EXERCISE INSTRUCTIONS: Which lines in the data below contain the string "腾讯朋友"? Show every such line, treating uppercase and lowercase as different.

** START **

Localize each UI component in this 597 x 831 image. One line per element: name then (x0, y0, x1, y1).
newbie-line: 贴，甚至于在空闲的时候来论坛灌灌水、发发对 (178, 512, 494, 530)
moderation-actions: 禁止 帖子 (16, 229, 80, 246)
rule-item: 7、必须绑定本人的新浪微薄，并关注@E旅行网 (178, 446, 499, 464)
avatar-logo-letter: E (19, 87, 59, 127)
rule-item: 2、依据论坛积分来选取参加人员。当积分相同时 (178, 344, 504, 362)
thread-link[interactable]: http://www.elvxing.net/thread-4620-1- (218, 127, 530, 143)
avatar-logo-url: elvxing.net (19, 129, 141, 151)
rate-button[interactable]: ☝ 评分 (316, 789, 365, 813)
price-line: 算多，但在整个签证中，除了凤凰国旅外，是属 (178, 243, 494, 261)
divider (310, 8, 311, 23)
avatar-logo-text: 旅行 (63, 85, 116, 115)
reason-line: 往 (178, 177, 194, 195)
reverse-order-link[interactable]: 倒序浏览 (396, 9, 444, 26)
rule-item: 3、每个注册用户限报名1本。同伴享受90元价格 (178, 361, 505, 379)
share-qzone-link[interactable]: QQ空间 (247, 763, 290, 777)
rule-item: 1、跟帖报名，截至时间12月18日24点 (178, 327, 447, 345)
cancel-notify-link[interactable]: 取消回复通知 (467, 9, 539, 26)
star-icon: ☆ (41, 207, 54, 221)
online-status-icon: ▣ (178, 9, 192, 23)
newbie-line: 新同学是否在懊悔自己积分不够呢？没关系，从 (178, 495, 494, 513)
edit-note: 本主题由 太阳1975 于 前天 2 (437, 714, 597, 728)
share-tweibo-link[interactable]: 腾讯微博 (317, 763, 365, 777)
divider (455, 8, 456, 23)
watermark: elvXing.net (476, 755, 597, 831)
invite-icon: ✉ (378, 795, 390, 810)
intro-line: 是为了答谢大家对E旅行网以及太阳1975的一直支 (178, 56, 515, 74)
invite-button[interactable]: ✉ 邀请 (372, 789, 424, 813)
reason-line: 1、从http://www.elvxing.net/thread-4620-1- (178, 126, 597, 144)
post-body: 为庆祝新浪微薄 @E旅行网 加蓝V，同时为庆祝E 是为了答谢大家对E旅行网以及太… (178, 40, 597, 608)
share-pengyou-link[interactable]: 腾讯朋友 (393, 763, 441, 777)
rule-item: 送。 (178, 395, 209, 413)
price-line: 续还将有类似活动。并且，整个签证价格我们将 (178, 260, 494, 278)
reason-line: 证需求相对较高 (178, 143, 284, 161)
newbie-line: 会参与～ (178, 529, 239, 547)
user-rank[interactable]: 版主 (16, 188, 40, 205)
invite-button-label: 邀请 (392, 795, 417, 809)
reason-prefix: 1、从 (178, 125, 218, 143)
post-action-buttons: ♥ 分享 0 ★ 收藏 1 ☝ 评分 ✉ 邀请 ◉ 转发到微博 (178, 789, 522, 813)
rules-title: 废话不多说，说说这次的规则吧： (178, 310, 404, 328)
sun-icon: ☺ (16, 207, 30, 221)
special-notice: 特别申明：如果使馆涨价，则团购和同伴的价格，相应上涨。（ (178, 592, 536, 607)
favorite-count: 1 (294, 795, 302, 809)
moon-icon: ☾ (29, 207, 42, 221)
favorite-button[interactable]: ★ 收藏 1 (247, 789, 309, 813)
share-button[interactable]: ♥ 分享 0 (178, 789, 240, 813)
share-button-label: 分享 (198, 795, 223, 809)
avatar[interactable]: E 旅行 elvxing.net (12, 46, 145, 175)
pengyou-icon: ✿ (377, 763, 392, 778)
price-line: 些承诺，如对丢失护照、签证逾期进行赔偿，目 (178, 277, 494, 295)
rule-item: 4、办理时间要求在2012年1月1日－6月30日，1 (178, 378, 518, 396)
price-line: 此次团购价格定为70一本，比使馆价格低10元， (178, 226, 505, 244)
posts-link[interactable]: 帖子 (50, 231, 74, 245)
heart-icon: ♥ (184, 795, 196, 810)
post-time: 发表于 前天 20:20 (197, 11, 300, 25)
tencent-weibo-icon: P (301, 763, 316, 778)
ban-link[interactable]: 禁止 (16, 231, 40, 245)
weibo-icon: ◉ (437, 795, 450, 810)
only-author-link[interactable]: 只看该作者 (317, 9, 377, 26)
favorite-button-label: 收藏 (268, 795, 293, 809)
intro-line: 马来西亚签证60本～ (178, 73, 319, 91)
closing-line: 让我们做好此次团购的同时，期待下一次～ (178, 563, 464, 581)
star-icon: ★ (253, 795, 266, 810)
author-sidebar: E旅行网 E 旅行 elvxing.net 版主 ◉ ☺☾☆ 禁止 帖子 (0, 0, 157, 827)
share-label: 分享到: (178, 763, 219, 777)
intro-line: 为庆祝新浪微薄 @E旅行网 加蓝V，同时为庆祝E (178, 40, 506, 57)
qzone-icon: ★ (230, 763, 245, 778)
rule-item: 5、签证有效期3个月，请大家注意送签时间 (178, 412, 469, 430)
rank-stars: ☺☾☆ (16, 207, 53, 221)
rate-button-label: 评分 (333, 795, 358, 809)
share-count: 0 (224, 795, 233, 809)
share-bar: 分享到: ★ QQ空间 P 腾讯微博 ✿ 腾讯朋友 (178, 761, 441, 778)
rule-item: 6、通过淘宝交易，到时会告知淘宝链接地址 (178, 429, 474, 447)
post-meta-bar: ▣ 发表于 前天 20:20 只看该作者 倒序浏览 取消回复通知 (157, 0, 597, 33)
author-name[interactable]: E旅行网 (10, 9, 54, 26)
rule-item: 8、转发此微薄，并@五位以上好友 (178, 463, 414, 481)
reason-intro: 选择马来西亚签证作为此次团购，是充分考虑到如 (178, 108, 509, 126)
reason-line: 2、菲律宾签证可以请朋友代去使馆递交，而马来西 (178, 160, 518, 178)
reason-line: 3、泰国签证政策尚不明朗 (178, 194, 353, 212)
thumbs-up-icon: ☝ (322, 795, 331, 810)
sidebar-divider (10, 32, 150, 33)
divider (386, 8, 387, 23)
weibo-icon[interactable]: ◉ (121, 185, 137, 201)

** END **

SOLUTION TO THE PROBLEM:
share-pengyou-link[interactable]: 腾讯朋友 (393, 763, 441, 777)
share-bar: 分享到: ★ QQ空间 P 腾讯微博 ✿ 腾讯朋友 (178, 761, 441, 778)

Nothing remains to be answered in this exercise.